◆ Given problem
From the entries that follow, list every line in which the string "JSON" appears.

◇ ◇ ◇

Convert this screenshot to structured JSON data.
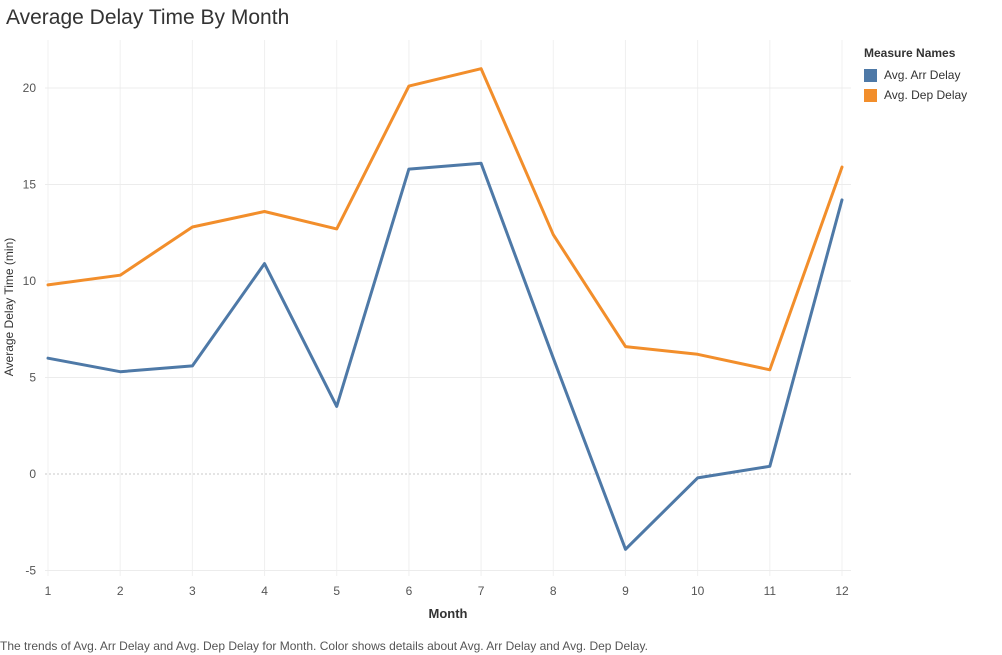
{
  "chart_data": {
    "type": "line",
    "title": "Average Delay Time By Month",
    "xlabel": "Month",
    "ylabel": "Average Delay Time (min)",
    "x": [
      1,
      2,
      3,
      4,
      5,
      6,
      7,
      8,
      9,
      10,
      11,
      12
    ],
    "xlim": [
      1,
      12
    ],
    "ylim": [
      -5.5,
      23
    ],
    "yticks": [
      -5,
      0,
      5,
      10,
      15,
      20
    ],
    "grid": true,
    "legend_title": "Measure Names",
    "legend_position": "top-right",
    "series": [
      {
        "name": "Avg. Arr Delay",
        "color": "#4e79a7",
        "values": [
          6.0,
          5.3,
          5.6,
          10.9,
          3.5,
          15.8,
          16.1,
          6.0,
          -3.9,
          -0.2,
          0.4,
          14.2
        ]
      },
      {
        "name": "Avg. Dep Delay",
        "color": "#f28e2b",
        "values": [
          9.8,
          10.3,
          12.8,
          13.6,
          12.7,
          20.1,
          21.0,
          12.4,
          6.6,
          6.2,
          5.4,
          15.9
        ]
      }
    ]
  },
  "caption": "The trends of Avg. Arr Delay and Avg. Dep Delay for Month.  Color shows details about Avg. Arr Delay and Avg. Dep Delay."
}
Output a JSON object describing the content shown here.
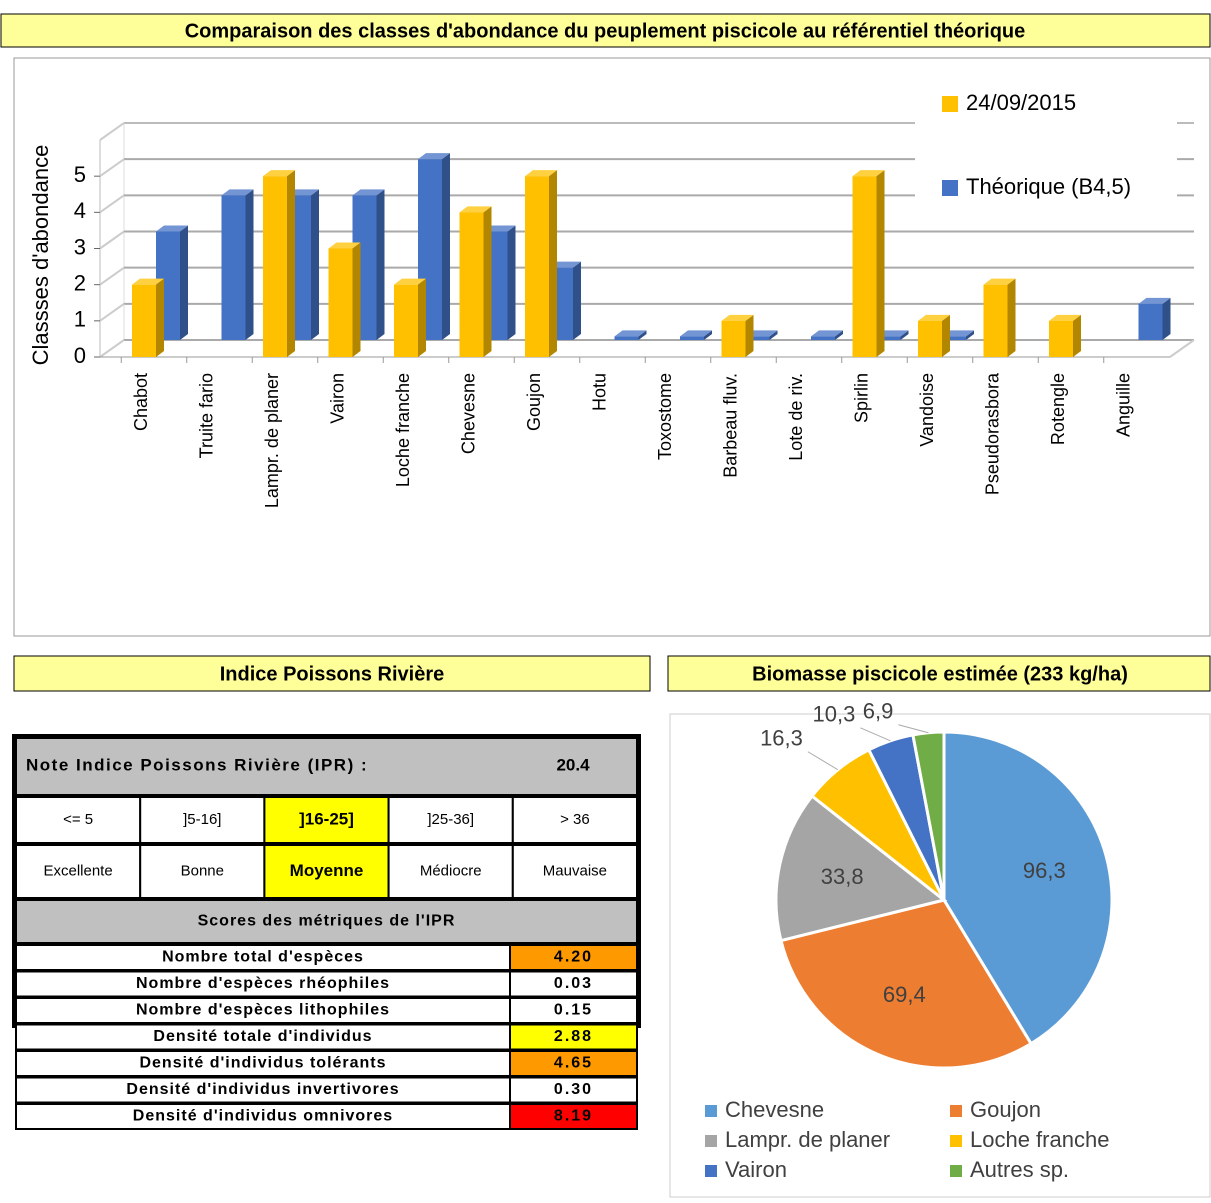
{
  "chart_data": [
    {
      "type": "bar3d",
      "title": "Comparaison des classes d'abondance du peuplement piscicole au référentiel théorique",
      "y_label": "Classses d'abondance",
      "categories": [
        "Chabot",
        "Truite fario",
        "Lampr. de planer",
        "Vairon",
        "Loche franche",
        "Chevesne",
        "Goujon",
        "Hotu",
        "Toxostome",
        "Barbeau fluv.",
        "Lote de riv.",
        "Spirlin",
        "Vandoise",
        "Pseudorasbora",
        "Rotengle",
        "Anguille"
      ],
      "series": [
        {
          "name": "24/09/2015",
          "color": "#ffc000",
          "values": [
            2,
            null,
            5,
            3,
            2,
            4,
            5,
            null,
            null,
            1,
            null,
            5,
            1,
            2,
            1,
            null
          ]
        },
        {
          "name": "Théorique (B4,5)",
          "color": "#4472c4",
          "values": [
            3,
            4,
            4,
            4,
            5,
            3,
            2,
            0.1,
            0.1,
            0.1,
            0.1,
            0.1,
            0.1,
            null,
            null,
            1
          ]
        }
      ],
      "ylim": [
        0,
        6
      ],
      "yticks": [
        0,
        1,
        2,
        3,
        4,
        5
      ],
      "grid": true,
      "legend": "upper right"
    },
    {
      "type": "pie",
      "title": "Biomasse piscicole estimée (233 kg/ha)",
      "categories": [
        "Chevesne",
        "Goujon",
        "Lampr. de planer",
        "Loche franche",
        "Vairon",
        "Autres sp."
      ],
      "values": [
        96.3,
        69.4,
        33.8,
        16.3,
        10.3,
        6.9
      ],
      "value_labels": [
        "96,3",
        "69,4",
        "33,8",
        "16,3",
        "10,3",
        "6,9"
      ],
      "colors": [
        "#5b9bd5",
        "#ed7d31",
        "#a5a5a5",
        "#ffc000",
        "#4472c4",
        "#70ad47"
      ],
      "legend": "bottom"
    }
  ],
  "ipr_table": {
    "title": "Indice Poissons Rivière",
    "note_label": "Note Indice Poissons Rivière (IPR) :",
    "note_value": "20.4",
    "classes": [
      "<= 5",
      "]5-16]",
      "]16-25]",
      "]25-36]",
      "> 36"
    ],
    "qualities": [
      "Excellente",
      "Bonne",
      "Moyenne",
      "Médiocre",
      "Mauvaise"
    ],
    "highlight": 2,
    "highlight_color": "#ffff00",
    "scores_title": "Scores des métriques de l'IPR",
    "metrics": [
      {
        "name": "Nombre total d'espèces",
        "value": "4.20",
        "color": "#ff9900"
      },
      {
        "name": "Nombre d'espèces rhéophiles",
        "value": "0.03",
        "color": "#ffffff"
      },
      {
        "name": "Nombre d'espèces lithophiles",
        "value": "0.15",
        "color": "#ffffff"
      },
      {
        "name": "Densité totale d'individus",
        "value": "2.88",
        "color": "#ffff00"
      },
      {
        "name": "Densité d'individus tolérants",
        "value": "4.65",
        "color": "#ff9900"
      },
      {
        "name": "Densité d'individus invertivores",
        "value": "0.30",
        "color": "#ffffff"
      },
      {
        "name": "Densité d'individus omnivores",
        "value": "8.19",
        "color": "#ff0000"
      }
    ]
  }
}
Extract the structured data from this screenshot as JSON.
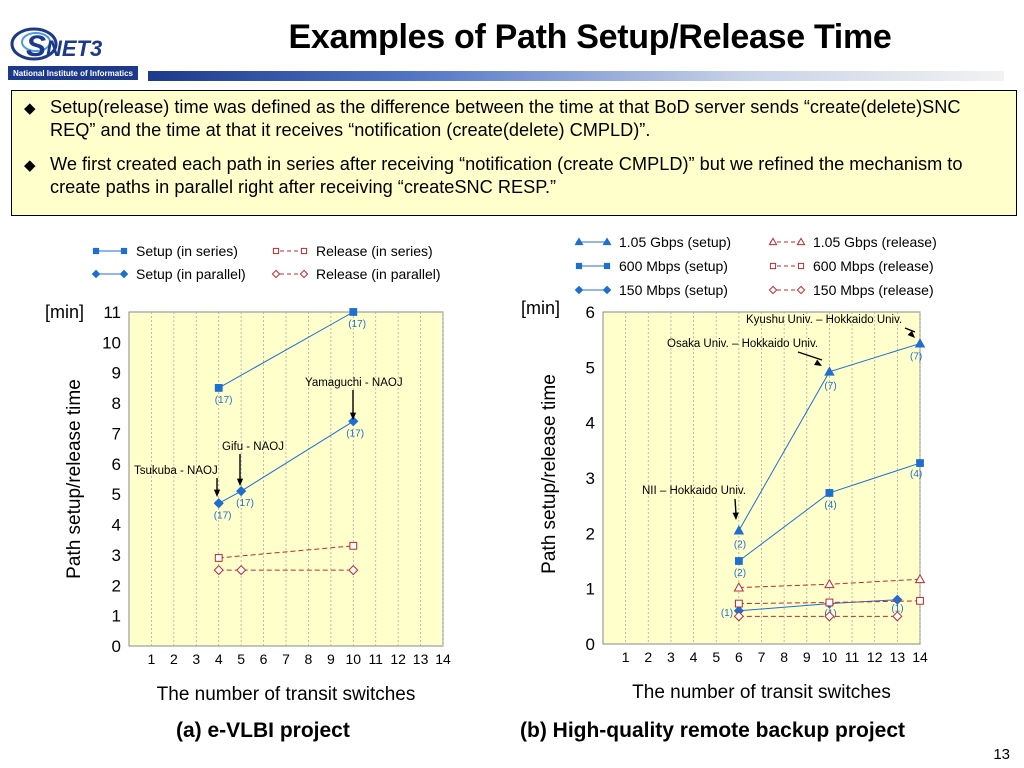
{
  "slide": {
    "title": "Examples of Path Setup/Release Time",
    "page_number": "13",
    "logo": {
      "text": "SINET3",
      "subtitle": "National Institute of Informatics"
    },
    "bullets": [
      "Setup(release) time was defined as the difference between the time at that BoD server sends “create(delete)SNC REQ” and the time at that it receives “notification (create(delete) CMPLD)”.",
      " We first created each path in series after receiving “notification (create CMPLD)” but we refined the mechanism to create paths in parallel right after receiving “createSNC RESP.”"
    ],
    "captions": [
      "(a) e-VLBI project",
      "(b) High-quality remote backup project"
    ]
  },
  "colors": {
    "setup": "#1f6fd0",
    "release": "#c0282c",
    "plot_bg": "#ffffcc",
    "title_rule": "#1d3a8a"
  },
  "chart_data": [
    {
      "type": "line",
      "xlabel": "The number of transit switches",
      "ylabel": "Path setup/release time",
      "yunit": "[min]",
      "xlim": [
        0,
        14
      ],
      "ylim": [
        0,
        11
      ],
      "xticks": [
        1,
        2,
        3,
        4,
        5,
        6,
        7,
        8,
        9,
        10,
        11,
        12,
        13,
        14
      ],
      "yticks": [
        0,
        1,
        2,
        3,
        4,
        5,
        6,
        7,
        8,
        9,
        10,
        11
      ],
      "legend_position": "top",
      "series": [
        {
          "name": "Setup (in series)",
          "marker": "square",
          "style": "solid",
          "points": [
            [
              4,
              8.5
            ],
            [
              10,
              11
            ]
          ],
          "labels": [
            "(17)",
            "(17)"
          ]
        },
        {
          "name": "Setup (in parallel)",
          "marker": "diamond",
          "style": "solid",
          "points": [
            [
              4,
              4.7
            ],
            [
              5,
              5.1
            ],
            [
              10,
              7.4
            ]
          ],
          "labels": [
            "(17)",
            "(17)",
            "(17)"
          ]
        },
        {
          "name": "Release (in series)",
          "marker": "open-square",
          "style": "dashed",
          "points": [
            [
              4,
              2.9
            ],
            [
              10,
              3.3
            ]
          ]
        },
        {
          "name": "Release (in parallel)",
          "marker": "open-diamond",
          "style": "dashed",
          "points": [
            [
              4,
              2.5
            ],
            [
              5,
              2.5
            ],
            [
              10,
              2.5
            ]
          ]
        }
      ],
      "annotations": [
        {
          "text": "Tsukuba - NAOJ",
          "x": 4,
          "y": 4.7
        },
        {
          "text": "Gifu - NAOJ",
          "x": 5,
          "y": 5.1
        },
        {
          "text": "Yamaguchi  - NAOJ",
          "x": 10,
          "y": 7.4
        }
      ]
    },
    {
      "type": "line",
      "xlabel": "The number of transit switches",
      "ylabel": "Path setup/release time",
      "yunit": "[min]",
      "xlim": [
        0,
        14
      ],
      "ylim": [
        0,
        6
      ],
      "xticks": [
        1,
        2,
        3,
        4,
        5,
        6,
        7,
        8,
        9,
        10,
        11,
        12,
        13,
        14
      ],
      "yticks": [
        0,
        1,
        2,
        3,
        4,
        5,
        6
      ],
      "legend_position": "top",
      "series": [
        {
          "name": "1.05 Gbps (setup)",
          "marker": "triangle",
          "style": "solid",
          "points": [
            [
              6,
              2.05
            ],
            [
              10,
              4.92
            ],
            [
              14,
              5.43
            ]
          ],
          "labels": [
            "(2)",
            "(7)",
            "(7)"
          ]
        },
        {
          "name": "600 Mbps (setup)",
          "marker": "square",
          "style": "solid",
          "points": [
            [
              6,
              1.5
            ],
            [
              10,
              2.73
            ],
            [
              14,
              3.27
            ]
          ],
          "labels": [
            "(2)",
            "(4)",
            "(4)"
          ]
        },
        {
          "name": "150 Mbps (setup)",
          "marker": "diamond",
          "style": "solid",
          "points": [
            [
              6,
              0.6
            ],
            [
              10,
              0.73
            ],
            [
              13,
              0.8
            ]
          ],
          "labels": [
            "(1)",
            "(1)",
            "(1)"
          ]
        },
        {
          "name": "1.05 Gbps (release)",
          "marker": "open-triangle",
          "style": "dashed",
          "points": [
            [
              6,
              1.02
            ],
            [
              10,
              1.08
            ],
            [
              14,
              1.17
            ]
          ]
        },
        {
          "name": "600 Mbps (release)",
          "marker": "open-square",
          "style": "dashed",
          "points": [
            [
              6,
              0.73
            ],
            [
              10,
              0.75
            ],
            [
              14,
              0.78
            ]
          ]
        },
        {
          "name": "150 Mbps (release)",
          "marker": "open-diamond",
          "style": "dashed",
          "points": [
            [
              6,
              0.5
            ],
            [
              10,
              0.5
            ],
            [
              13,
              0.5
            ]
          ]
        }
      ],
      "annotations": [
        {
          "text": "Kyushu Univ. – Hokkaido Univ.",
          "x": 14,
          "y": 5.43
        },
        {
          "text": "Osaka Univ. – Hokkaido Univ.",
          "x": 10,
          "y": 4.92
        },
        {
          "text": "NII – Hokkaido Univ.",
          "x": 6,
          "y": 2.05
        }
      ]
    }
  ]
}
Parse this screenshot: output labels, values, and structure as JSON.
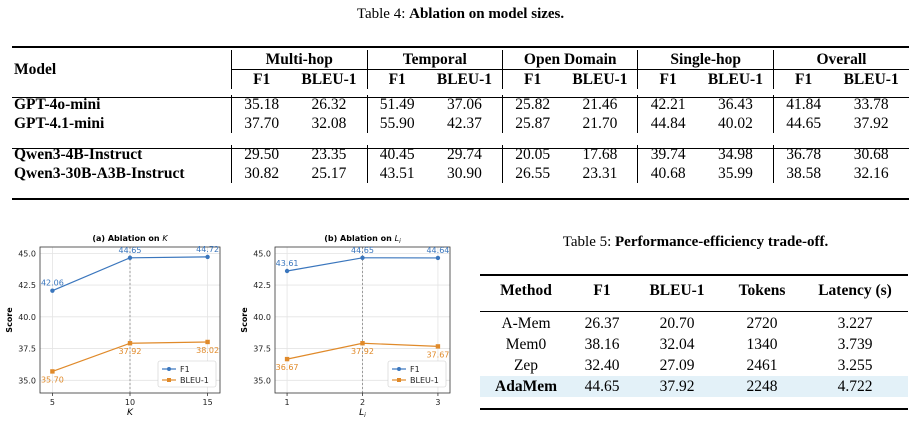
{
  "table4": {
    "caption_prefix": "Table 4: ",
    "caption_bold": "Ablation on model sizes.",
    "model_header": "Model",
    "groups": [
      "Multi-hop",
      "Temporal",
      "Open Domain",
      "Single-hop",
      "Overall"
    ],
    "subheaders": [
      "F1",
      "BLEU-1"
    ],
    "rows": [
      {
        "model": "GPT-4o-mini",
        "values": [
          "35.18",
          "26.32",
          "51.49",
          "37.06",
          "25.82",
          "21.46",
          "42.21",
          "36.43",
          "41.84",
          "33.78"
        ]
      },
      {
        "model": "GPT-4.1-mini",
        "values": [
          "37.70",
          "32.08",
          "55.90",
          "42.37",
          "25.87",
          "21.70",
          "44.84",
          "40.02",
          "44.65",
          "37.92"
        ]
      },
      {
        "model": "Qwen3-4B-Instruct",
        "values": [
          "29.50",
          "23.35",
          "40.45",
          "29.74",
          "20.05",
          "17.68",
          "39.74",
          "34.98",
          "36.78",
          "30.68"
        ]
      },
      {
        "model": "Qwen3-30B-A3B-Instruct",
        "values": [
          "30.82",
          "25.17",
          "43.51",
          "30.90",
          "26.55",
          "23.31",
          "40.68",
          "35.99",
          "38.58",
          "32.16"
        ]
      }
    ]
  },
  "table5": {
    "caption_prefix": "Table 5: ",
    "caption_bold": "Performance-efficiency trade-off.",
    "headers": [
      "Method",
      "F1",
      "BLEU-1",
      "Tokens",
      "Latency (s)"
    ],
    "rows": [
      [
        "A-Mem",
        "26.37",
        "20.70",
        "2720",
        "3.227"
      ],
      [
        "Mem0",
        "38.16",
        "32.04",
        "1340",
        "3.739"
      ],
      [
        "Zep",
        "32.40",
        "27.09",
        "2461",
        "3.255"
      ],
      [
        "AdaMem",
        "44.65",
        "37.92",
        "2248",
        "4.722"
      ]
    ],
    "highlight_color": "#e3f1f8"
  },
  "chart_data": [
    {
      "type": "line",
      "title": "(a) Ablation on K",
      "xlabel": "K",
      "ylabel": "Score",
      "x": [
        5,
        10,
        15
      ],
      "xticks": [
        "5",
        "10",
        "15"
      ],
      "yticks": [
        "35.0",
        "37.5",
        "40.0",
        "42.5",
        "45.0"
      ],
      "ylim": [
        34.0,
        45.5
      ],
      "grid": true,
      "highlight_x": 10,
      "legend": "lower-right",
      "series": [
        {
          "name": "F1",
          "color": "#3a76bd",
          "values": [
            42.06,
            44.65,
            44.72
          ],
          "labels": [
            "42.06",
            "44.65",
            "44.72"
          ]
        },
        {
          "name": "BLEU-1",
          "color": "#e08a2a",
          "values": [
            35.7,
            37.92,
            38.02
          ],
          "labels": [
            "35.70",
            "37.92",
            "38.02"
          ]
        }
      ]
    },
    {
      "type": "line",
      "title": "(b) Ablation on Li",
      "xlabel": "Li",
      "ylabel": "Score",
      "x": [
        1,
        2,
        3
      ],
      "xticks": [
        "1",
        "2",
        "3"
      ],
      "yticks": [
        "35.0",
        "37.5",
        "40.0",
        "42.5",
        "45.0"
      ],
      "ylim": [
        34.0,
        45.5
      ],
      "grid": true,
      "highlight_x": 2,
      "legend": "lower-right",
      "series": [
        {
          "name": "F1",
          "color": "#3a76bd",
          "values": [
            43.61,
            44.65,
            44.64
          ],
          "labels": [
            "43.61",
            "44.65",
            "44.64"
          ]
        },
        {
          "name": "BLEU-1",
          "color": "#e08a2a",
          "values": [
            36.67,
            37.92,
            37.67
          ],
          "labels": [
            "36.67",
            "37.92",
            "37.67"
          ]
        }
      ]
    }
  ]
}
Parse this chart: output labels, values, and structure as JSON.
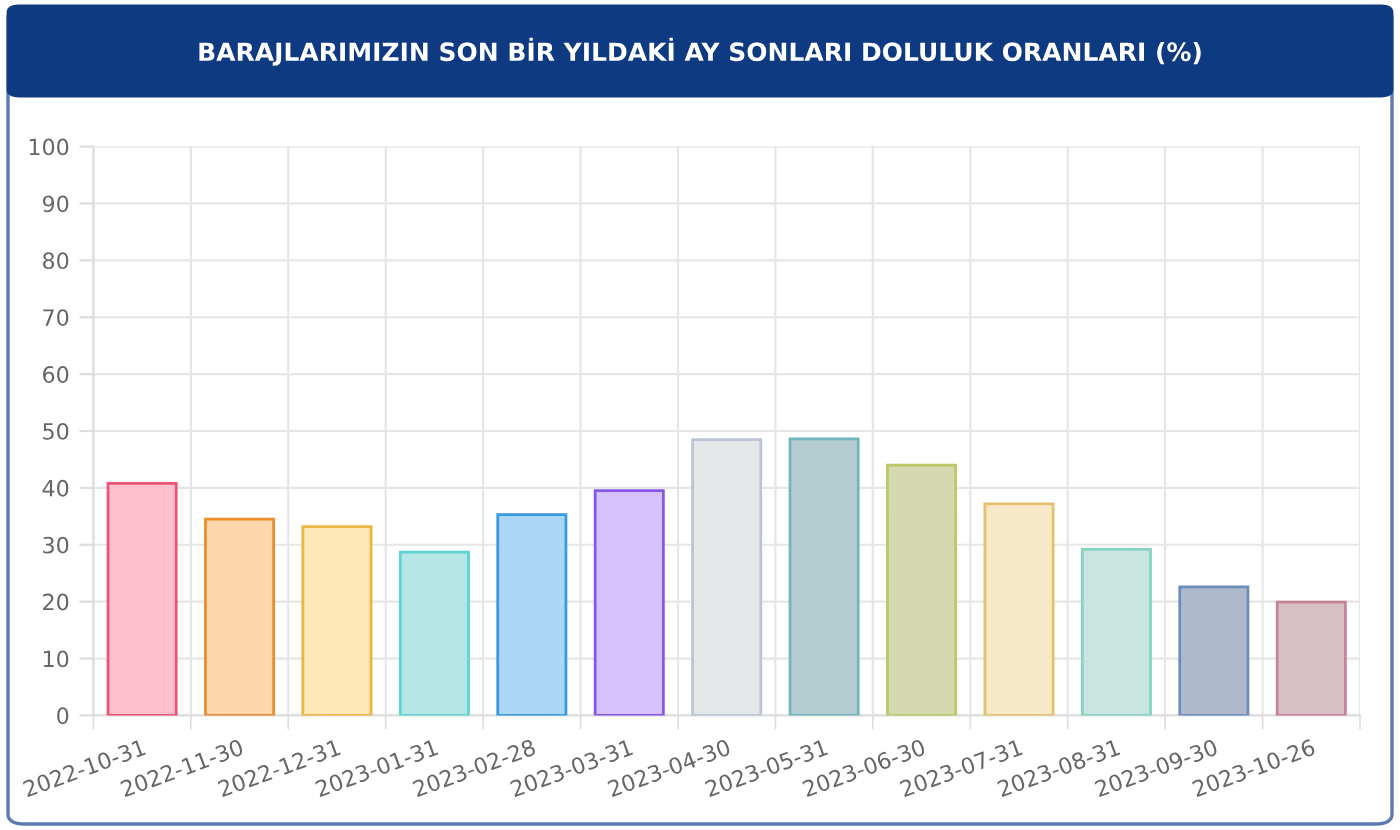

◇ ◇ ◇

◆ Response to this task
Convert this screenshot to structured JSON data.
Output a JSON object describing the content shown here.
Extract the structured data from this screenshot as JSON.
Parse this screenshot: output labels, values, and structure as JSON.
Parse this chart: output labels, values, and structure as JSON.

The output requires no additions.